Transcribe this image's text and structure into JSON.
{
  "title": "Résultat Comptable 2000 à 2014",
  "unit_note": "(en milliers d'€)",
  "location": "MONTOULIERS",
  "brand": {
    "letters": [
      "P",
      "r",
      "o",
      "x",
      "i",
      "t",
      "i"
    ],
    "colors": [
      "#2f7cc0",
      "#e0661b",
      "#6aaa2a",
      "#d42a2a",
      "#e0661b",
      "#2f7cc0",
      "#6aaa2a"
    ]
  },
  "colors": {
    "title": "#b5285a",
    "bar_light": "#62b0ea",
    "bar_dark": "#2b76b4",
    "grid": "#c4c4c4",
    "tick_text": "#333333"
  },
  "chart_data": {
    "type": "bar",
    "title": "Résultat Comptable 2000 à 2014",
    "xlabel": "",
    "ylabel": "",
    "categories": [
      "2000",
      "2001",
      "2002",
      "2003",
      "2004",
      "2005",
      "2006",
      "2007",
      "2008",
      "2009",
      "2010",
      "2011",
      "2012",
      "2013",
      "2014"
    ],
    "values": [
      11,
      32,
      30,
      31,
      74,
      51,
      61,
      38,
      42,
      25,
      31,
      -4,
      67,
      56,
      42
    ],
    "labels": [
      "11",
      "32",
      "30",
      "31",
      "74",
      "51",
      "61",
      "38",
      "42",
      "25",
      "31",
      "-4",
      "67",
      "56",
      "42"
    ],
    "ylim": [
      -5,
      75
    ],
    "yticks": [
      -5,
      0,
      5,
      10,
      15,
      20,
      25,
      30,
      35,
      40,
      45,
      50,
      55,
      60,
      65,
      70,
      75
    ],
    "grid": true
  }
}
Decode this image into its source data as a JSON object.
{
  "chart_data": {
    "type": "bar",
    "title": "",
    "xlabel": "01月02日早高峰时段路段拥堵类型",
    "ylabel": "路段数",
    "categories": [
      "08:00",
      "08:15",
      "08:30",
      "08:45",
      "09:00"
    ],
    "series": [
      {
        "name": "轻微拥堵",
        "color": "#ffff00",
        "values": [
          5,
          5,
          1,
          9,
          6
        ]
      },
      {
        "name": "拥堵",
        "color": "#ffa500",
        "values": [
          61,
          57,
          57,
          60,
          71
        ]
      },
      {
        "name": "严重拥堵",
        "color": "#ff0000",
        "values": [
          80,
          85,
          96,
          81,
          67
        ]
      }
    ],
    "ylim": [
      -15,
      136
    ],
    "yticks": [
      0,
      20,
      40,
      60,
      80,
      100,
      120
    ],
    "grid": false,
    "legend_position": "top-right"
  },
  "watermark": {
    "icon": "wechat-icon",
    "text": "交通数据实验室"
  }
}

— EXERCISE —
Go back to the listing above and please repeat it exactly.

— WRITTEN RESPONSE —
Transcribe this image's text and structure into JSON.
{
  "title": "Résultat Comptable 2000 à 2014",
  "unit_note": "(en milliers d'€)",
  "location": "MONTOULIERS",
  "brand": {
    "letters": [
      "P",
      "r",
      "o",
      "x",
      "i",
      "t",
      "i"
    ],
    "colors": [
      "#2f7cc0",
      "#e0661b",
      "#6aaa2a",
      "#d42a2a",
      "#e0661b",
      "#2f7cc0",
      "#6aaa2a"
    ]
  },
  "colors": {
    "title": "#b5285a",
    "bar_light": "#62b0ea",
    "bar_dark": "#2b76b4",
    "grid": "#c4c4c4",
    "tick_text": "#333333"
  },
  "chart_data": {
    "type": "bar",
    "title": "Résultat Comptable 2000 à 2014",
    "xlabel": "",
    "ylabel": "",
    "categories": [
      "2000",
      "2001",
      "2002",
      "2003",
      "2004",
      "2005",
      "2006",
      "2007",
      "2008",
      "2009",
      "2010",
      "2011",
      "2012",
      "2013",
      "2014"
    ],
    "values": [
      11,
      32,
      30,
      31,
      74,
      51,
      61,
      38,
      42,
      25,
      31,
      -4,
      67,
      56,
      42
    ],
    "labels": [
      "11",
      "32",
      "30",
      "31",
      "74",
      "51",
      "61",
      "38",
      "42",
      "25",
      "31",
      "-4",
      "67",
      "56",
      "42"
    ],
    "ylim": [
      -5,
      75
    ],
    "yticks": [
      -5,
      0,
      5,
      10,
      15,
      20,
      25,
      30,
      35,
      40,
      45,
      50,
      55,
      60,
      65,
      70,
      75
    ],
    "grid": true
  }
}
Decode this image into its source data as a JSON object.
{
  "chart_data": {
    "type": "bar",
    "title": "",
    "xlabel": "01月02日早高峰时段路段拥堵类型",
    "ylabel": "路段数",
    "categories": [
      "08:00",
      "08:15",
      "08:30",
      "08:45",
      "09:00"
    ],
    "series": [
      {
        "name": "轻微拥堵",
        "color": "#ffff00",
        "values": [
          5,
          5,
          1,
          9,
          6
        ]
      },
      {
        "name": "拥堵",
        "color": "#ffa500",
        "values": [
          61,
          57,
          57,
          60,
          71
        ]
      },
      {
        "name": "严重拥堵",
        "color": "#ff0000",
        "values": [
          80,
          85,
          96,
          81,
          67
        ]
      }
    ],
    "ylim": [
      -15,
      136
    ],
    "yticks": [
      0,
      20,
      40,
      60,
      80,
      100,
      120
    ],
    "grid": false,
    "legend_position": "top-right"
  },
  "watermark": {
    "icon": "wechat-icon",
    "text": "交通数据实验室"
  }
}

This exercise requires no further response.